What you are asked to do: Report how many lines of the following entries include the string "receivable"; respond with the number alone.

Data excerpts:
- - - - - - -
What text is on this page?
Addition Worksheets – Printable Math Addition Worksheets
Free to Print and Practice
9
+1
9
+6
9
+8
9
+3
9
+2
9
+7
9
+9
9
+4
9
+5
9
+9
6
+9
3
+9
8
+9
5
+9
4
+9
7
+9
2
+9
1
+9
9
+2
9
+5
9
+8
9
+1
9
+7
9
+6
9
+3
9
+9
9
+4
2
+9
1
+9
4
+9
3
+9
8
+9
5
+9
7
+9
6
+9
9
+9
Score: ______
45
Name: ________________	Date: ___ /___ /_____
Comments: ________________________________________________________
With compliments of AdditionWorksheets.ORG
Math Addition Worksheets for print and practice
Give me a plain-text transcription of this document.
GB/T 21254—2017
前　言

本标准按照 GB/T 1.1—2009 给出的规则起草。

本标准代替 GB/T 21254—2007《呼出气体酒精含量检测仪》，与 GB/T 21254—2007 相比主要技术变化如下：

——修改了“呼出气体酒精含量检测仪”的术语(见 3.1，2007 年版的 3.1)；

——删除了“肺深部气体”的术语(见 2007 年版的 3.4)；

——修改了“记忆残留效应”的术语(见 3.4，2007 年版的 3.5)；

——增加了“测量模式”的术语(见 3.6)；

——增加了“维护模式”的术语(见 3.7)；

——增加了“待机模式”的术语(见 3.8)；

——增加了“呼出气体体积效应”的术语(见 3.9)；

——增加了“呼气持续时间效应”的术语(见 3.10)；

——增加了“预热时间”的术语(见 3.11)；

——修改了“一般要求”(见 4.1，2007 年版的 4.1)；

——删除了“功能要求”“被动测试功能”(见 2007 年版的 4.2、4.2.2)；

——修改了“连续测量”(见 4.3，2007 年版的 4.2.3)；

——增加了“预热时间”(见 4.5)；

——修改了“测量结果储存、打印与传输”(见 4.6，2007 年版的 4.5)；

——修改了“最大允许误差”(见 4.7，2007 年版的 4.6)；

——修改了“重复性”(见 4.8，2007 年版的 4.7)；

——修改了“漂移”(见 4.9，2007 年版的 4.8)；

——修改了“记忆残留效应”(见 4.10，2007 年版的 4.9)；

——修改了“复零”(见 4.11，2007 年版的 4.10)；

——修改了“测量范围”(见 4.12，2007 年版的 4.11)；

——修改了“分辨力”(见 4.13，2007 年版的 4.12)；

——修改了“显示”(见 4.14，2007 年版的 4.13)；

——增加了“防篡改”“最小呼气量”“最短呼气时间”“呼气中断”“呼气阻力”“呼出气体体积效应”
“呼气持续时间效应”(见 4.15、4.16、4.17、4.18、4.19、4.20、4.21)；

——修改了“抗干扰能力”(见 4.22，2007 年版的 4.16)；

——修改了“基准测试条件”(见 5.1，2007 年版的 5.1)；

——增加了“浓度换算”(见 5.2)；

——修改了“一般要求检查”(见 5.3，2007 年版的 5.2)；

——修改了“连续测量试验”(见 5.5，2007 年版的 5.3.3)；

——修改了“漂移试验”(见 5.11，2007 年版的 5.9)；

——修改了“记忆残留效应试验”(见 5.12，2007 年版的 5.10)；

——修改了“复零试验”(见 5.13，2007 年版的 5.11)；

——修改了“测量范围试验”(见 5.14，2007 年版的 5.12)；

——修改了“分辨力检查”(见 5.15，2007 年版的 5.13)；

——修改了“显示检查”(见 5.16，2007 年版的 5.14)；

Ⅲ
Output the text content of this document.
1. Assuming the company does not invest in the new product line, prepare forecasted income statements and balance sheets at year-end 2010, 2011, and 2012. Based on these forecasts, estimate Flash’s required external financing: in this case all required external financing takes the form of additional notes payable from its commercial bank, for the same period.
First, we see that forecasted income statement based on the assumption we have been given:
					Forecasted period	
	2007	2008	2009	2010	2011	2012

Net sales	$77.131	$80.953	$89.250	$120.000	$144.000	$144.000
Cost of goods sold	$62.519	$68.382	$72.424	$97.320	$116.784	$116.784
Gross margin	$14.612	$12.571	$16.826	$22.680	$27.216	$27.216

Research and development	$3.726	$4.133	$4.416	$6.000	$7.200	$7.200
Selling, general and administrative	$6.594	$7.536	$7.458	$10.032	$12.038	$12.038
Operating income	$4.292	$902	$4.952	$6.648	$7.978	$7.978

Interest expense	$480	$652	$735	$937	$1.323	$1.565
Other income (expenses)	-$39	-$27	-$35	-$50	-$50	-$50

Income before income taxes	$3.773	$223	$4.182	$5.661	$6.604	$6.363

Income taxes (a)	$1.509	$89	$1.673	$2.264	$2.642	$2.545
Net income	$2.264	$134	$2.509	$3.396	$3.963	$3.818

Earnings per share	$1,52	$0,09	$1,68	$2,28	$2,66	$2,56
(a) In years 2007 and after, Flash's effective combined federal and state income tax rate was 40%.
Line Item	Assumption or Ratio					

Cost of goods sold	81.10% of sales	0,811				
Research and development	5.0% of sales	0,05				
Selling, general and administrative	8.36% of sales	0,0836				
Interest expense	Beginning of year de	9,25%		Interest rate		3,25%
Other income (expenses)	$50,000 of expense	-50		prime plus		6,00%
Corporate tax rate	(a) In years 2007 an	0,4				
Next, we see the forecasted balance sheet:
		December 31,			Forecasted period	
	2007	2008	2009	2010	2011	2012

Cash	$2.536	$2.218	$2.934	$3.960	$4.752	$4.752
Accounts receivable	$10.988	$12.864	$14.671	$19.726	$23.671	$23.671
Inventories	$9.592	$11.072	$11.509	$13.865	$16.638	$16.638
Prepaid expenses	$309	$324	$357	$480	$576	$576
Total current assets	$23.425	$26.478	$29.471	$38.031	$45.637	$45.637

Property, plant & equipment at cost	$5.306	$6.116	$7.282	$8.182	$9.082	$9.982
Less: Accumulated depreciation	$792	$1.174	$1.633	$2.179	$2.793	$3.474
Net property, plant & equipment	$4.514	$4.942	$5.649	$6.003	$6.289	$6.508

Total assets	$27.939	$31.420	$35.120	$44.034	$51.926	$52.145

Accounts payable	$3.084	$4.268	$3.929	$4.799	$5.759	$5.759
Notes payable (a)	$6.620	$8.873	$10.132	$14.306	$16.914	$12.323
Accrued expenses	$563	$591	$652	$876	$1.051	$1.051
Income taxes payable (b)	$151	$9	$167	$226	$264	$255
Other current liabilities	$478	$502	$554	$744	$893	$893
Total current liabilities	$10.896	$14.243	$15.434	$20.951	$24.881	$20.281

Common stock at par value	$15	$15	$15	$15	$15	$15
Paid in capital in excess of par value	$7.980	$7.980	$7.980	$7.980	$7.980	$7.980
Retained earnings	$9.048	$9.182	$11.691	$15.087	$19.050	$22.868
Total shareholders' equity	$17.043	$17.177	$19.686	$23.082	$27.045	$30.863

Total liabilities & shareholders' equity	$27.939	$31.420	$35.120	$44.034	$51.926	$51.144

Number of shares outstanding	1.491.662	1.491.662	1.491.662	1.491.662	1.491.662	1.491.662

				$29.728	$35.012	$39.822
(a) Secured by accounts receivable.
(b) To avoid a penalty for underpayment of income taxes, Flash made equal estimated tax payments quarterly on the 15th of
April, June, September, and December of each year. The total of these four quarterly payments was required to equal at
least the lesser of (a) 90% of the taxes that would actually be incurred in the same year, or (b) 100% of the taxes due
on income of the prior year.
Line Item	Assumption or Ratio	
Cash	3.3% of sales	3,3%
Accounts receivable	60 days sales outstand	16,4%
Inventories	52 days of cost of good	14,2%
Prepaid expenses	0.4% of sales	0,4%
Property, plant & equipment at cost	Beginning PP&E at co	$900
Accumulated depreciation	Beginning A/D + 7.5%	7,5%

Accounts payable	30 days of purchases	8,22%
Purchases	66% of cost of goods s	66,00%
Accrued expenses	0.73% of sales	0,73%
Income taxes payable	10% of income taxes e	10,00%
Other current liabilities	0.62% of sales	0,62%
- - - - - - -
Written response: 3